## Exercise:
Put each line of the data below, from the first line through the line that contains "- table-grid: [268, 342, 374, 426]", into a JSON list of strings, one string per line. Leave out any blank lines.

(Element boundary records)
------------------------

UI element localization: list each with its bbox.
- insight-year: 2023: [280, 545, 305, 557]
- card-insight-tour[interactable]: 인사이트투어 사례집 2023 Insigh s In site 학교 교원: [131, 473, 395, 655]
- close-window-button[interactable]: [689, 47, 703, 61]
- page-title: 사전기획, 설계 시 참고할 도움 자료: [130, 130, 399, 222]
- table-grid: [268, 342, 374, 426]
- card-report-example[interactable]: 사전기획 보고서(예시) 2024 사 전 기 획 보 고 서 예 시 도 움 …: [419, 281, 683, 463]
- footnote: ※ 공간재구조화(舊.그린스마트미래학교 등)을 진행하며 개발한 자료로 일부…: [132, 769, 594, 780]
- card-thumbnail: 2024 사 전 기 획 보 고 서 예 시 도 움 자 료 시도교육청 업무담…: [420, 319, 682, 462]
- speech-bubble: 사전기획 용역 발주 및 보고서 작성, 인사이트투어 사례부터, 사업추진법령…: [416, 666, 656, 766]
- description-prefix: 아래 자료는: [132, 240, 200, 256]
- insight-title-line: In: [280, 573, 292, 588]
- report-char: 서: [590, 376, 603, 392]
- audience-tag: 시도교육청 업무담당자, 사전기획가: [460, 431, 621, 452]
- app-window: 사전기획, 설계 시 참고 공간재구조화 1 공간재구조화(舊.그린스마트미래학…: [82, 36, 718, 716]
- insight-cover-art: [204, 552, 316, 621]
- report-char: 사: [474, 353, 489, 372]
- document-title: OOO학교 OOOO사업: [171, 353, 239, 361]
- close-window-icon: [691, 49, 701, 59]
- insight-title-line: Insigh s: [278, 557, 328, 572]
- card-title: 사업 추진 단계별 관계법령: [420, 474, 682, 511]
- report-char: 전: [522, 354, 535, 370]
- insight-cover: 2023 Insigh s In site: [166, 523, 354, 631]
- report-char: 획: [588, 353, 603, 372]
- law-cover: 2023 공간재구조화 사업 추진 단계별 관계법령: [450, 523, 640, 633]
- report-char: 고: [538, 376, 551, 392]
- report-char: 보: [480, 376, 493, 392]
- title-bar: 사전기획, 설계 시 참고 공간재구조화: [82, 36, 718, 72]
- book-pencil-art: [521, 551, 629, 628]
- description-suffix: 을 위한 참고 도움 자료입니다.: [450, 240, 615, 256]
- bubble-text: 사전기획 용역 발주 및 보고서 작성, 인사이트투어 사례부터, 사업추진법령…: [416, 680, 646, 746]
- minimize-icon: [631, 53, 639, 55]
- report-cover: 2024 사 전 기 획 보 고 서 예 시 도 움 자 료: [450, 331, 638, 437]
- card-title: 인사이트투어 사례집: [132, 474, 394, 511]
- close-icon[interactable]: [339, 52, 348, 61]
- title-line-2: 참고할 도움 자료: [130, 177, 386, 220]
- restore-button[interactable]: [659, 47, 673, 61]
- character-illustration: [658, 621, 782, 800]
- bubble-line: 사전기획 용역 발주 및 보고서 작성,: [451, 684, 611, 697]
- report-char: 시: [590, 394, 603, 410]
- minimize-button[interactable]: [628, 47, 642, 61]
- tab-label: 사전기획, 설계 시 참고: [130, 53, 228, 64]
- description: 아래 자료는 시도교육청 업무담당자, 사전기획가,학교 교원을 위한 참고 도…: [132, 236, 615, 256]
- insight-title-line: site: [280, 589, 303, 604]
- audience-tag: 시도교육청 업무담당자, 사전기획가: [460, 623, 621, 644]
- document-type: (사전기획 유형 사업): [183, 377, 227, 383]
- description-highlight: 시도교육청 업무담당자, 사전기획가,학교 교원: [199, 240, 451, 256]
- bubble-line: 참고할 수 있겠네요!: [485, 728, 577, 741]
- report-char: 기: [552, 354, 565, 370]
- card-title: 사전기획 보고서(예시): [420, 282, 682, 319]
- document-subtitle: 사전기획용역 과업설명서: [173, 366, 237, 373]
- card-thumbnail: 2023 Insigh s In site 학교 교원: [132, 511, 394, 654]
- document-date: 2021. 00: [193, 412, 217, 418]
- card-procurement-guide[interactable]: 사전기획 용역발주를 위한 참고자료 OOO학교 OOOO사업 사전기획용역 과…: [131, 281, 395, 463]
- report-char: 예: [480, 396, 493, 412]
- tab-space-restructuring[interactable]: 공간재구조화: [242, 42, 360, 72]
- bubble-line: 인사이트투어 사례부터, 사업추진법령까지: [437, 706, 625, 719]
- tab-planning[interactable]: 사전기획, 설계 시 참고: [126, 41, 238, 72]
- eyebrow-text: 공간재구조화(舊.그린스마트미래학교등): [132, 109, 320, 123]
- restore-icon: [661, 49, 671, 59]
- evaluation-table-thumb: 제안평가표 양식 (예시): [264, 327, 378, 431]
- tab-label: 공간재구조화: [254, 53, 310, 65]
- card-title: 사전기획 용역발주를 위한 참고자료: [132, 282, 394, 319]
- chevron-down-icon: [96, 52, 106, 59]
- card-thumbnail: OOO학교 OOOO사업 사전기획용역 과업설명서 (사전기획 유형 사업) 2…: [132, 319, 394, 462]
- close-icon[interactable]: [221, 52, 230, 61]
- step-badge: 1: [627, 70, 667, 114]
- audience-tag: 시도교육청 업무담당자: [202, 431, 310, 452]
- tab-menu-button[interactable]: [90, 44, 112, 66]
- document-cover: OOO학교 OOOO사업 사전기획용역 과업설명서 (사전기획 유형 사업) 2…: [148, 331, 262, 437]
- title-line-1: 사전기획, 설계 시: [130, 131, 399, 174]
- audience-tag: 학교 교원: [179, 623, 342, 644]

------------------------

## Solution to this problem:
[
  "UI element localization: list each with its bbox.",
  "- insight-year: 2023: [280, 545, 305, 557]",
  "- card-insight-tour[interactable]: 인사이트투어 사례집 2023 Insigh s In site 학교 교원: [131, 473, 395, 655]",
  "- close-window-button[interactable]: [689, 47, 703, 61]",
  "- page-title: 사전기획, 설계 시 참고할 도움 자료: [130, 130, 399, 222]",
  "- table-grid: [268, 342, 374, 426]"
]